* **TASK STATEMENT**
How many lines of these entries include the string "value"? State the number alone.

[Records from a data collection]
_____

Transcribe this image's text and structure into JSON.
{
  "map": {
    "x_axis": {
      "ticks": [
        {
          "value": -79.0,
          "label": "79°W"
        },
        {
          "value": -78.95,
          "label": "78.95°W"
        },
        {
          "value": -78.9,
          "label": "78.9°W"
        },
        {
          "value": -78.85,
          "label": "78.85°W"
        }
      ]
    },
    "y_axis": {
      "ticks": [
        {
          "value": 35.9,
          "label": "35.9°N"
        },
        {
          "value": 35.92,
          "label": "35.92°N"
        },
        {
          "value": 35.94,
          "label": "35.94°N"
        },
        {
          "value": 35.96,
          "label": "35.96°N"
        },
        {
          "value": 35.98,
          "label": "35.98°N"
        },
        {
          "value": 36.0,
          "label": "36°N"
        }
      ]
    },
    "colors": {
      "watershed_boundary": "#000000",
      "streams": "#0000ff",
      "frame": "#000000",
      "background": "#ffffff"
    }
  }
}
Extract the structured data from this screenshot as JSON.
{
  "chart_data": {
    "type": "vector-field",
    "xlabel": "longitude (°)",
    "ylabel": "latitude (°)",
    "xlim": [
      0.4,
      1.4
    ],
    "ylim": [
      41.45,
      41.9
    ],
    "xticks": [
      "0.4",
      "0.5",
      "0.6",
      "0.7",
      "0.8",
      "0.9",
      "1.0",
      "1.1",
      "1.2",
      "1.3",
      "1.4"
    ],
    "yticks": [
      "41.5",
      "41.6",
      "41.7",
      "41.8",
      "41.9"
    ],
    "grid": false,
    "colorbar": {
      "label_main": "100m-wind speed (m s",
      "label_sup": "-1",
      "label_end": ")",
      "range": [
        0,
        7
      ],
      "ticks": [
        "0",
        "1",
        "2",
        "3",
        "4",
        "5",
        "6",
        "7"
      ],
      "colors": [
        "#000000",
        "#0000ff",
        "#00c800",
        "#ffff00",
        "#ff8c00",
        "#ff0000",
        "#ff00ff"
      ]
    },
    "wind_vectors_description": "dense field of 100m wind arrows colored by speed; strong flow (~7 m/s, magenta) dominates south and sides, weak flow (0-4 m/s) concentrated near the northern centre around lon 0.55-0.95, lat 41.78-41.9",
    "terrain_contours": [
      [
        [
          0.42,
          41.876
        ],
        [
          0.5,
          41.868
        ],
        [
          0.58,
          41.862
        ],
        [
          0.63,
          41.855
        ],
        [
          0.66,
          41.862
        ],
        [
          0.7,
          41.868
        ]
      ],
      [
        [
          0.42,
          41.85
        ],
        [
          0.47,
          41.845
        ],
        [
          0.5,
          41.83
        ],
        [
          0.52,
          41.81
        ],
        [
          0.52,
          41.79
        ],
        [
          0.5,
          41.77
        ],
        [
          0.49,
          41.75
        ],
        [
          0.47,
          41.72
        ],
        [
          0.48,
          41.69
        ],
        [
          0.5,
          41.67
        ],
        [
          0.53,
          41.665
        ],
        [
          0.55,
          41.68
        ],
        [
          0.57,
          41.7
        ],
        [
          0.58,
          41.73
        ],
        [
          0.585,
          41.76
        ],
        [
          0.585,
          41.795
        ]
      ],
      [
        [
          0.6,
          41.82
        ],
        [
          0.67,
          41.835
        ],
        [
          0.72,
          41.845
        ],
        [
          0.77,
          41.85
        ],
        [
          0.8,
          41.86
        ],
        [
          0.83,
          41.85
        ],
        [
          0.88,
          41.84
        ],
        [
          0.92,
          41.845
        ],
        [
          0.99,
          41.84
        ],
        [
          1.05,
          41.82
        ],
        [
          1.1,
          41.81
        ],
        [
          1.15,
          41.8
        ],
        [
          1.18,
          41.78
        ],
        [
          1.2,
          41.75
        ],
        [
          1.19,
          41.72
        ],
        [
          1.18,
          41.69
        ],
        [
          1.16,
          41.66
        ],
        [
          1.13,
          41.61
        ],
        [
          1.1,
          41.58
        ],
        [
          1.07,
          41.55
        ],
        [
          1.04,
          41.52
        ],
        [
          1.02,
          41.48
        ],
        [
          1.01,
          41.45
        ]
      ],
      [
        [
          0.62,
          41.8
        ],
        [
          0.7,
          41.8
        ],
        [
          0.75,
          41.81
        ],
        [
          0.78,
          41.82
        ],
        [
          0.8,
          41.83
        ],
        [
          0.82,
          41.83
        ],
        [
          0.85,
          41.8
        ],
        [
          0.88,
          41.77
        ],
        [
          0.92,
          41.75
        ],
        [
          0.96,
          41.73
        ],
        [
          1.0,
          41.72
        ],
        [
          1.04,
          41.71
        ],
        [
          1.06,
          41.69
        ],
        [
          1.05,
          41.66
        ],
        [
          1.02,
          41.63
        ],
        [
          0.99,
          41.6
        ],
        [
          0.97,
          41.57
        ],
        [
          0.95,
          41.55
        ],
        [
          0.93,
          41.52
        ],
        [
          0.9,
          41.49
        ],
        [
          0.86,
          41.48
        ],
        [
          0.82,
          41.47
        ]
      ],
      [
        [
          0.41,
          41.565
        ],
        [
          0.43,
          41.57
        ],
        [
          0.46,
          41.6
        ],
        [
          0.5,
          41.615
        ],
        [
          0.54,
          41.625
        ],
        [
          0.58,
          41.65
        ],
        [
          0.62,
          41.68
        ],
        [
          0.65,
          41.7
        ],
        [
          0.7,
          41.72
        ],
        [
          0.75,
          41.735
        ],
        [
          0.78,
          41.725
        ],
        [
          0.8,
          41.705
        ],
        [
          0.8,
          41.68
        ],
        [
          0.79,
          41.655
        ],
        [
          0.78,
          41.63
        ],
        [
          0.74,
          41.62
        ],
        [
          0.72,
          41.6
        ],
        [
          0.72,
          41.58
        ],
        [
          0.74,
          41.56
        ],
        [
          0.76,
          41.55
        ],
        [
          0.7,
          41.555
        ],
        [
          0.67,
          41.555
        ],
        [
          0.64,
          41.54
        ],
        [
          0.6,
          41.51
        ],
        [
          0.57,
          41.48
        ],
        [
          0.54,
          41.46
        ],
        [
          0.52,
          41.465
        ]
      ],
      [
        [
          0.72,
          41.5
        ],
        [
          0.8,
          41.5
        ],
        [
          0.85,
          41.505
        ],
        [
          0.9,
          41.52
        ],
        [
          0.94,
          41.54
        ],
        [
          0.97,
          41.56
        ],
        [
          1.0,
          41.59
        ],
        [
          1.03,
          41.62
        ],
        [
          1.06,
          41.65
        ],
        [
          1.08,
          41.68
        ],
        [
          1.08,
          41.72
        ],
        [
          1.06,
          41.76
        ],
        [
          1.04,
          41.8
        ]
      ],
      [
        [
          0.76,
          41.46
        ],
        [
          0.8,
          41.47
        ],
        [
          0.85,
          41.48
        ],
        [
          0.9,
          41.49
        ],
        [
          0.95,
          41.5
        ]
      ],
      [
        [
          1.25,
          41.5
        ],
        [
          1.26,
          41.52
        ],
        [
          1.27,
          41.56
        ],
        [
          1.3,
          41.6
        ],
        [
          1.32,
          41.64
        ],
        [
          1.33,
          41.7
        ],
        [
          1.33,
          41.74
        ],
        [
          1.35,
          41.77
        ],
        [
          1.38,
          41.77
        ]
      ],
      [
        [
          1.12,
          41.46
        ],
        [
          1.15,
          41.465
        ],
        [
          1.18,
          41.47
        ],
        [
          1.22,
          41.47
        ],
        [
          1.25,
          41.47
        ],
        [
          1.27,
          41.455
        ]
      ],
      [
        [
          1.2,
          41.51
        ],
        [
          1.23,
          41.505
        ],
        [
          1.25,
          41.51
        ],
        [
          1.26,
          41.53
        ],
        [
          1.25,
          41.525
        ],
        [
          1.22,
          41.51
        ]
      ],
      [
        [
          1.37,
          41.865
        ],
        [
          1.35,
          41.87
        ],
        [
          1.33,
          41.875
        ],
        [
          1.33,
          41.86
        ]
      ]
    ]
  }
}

_____

* **THE COMPLETED TASK**
10